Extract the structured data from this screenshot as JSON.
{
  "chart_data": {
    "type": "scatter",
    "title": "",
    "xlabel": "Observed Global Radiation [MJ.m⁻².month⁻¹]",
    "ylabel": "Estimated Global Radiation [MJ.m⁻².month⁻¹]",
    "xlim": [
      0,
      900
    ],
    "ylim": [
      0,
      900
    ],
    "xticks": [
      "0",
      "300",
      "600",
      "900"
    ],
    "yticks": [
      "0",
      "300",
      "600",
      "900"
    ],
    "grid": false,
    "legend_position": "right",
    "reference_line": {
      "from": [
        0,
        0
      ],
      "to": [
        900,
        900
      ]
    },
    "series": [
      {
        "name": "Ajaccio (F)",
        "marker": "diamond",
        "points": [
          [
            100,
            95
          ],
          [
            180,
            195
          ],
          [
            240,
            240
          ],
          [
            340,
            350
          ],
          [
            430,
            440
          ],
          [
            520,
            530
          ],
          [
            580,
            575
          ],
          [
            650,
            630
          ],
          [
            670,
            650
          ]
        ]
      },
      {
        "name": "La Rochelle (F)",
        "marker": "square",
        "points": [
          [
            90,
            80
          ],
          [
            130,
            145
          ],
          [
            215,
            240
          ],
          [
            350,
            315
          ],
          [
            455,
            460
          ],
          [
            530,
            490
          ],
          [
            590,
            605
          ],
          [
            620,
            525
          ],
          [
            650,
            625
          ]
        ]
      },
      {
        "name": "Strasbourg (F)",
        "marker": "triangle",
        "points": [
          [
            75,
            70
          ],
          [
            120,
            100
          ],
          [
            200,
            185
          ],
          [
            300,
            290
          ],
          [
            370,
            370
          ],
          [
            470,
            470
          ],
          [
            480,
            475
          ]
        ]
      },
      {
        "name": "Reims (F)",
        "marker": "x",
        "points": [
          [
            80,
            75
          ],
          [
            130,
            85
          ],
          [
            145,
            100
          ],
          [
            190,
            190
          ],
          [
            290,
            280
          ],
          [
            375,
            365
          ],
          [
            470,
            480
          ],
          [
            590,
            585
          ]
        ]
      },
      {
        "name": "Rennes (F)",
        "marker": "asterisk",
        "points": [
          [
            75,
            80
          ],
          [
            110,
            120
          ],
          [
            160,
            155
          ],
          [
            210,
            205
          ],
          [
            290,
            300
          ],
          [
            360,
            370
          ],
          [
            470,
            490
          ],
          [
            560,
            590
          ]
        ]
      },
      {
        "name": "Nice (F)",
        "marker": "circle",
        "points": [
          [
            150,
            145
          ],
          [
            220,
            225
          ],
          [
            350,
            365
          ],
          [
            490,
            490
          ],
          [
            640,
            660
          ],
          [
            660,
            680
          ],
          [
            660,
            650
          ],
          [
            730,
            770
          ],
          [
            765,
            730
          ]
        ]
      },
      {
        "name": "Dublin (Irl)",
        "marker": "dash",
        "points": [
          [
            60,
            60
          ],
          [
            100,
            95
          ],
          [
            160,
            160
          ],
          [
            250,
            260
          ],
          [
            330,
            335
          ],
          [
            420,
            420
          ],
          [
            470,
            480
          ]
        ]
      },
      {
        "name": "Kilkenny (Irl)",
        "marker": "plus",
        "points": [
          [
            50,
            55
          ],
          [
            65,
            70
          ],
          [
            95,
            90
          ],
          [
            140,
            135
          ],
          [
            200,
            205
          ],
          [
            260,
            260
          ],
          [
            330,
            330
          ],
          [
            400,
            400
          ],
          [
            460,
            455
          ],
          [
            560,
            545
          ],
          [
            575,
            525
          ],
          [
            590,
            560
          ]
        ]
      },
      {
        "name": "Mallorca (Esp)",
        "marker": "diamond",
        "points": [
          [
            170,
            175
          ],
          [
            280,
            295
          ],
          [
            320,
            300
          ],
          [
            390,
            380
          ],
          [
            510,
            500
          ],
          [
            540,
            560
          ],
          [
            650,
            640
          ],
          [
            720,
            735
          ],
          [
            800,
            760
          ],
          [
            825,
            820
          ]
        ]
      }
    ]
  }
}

---------------

■ **WHAT IS REQUIRED**:
Show the lines where the word "month" appears in the entries.

■ **SOLVED EXERCISE**:
    "xlabel": "Observed Global Radiation [MJ.m⁻².month⁻¹]",
    "ylabel": "Estimated Global Radiation [MJ.m⁻².month⁻¹]",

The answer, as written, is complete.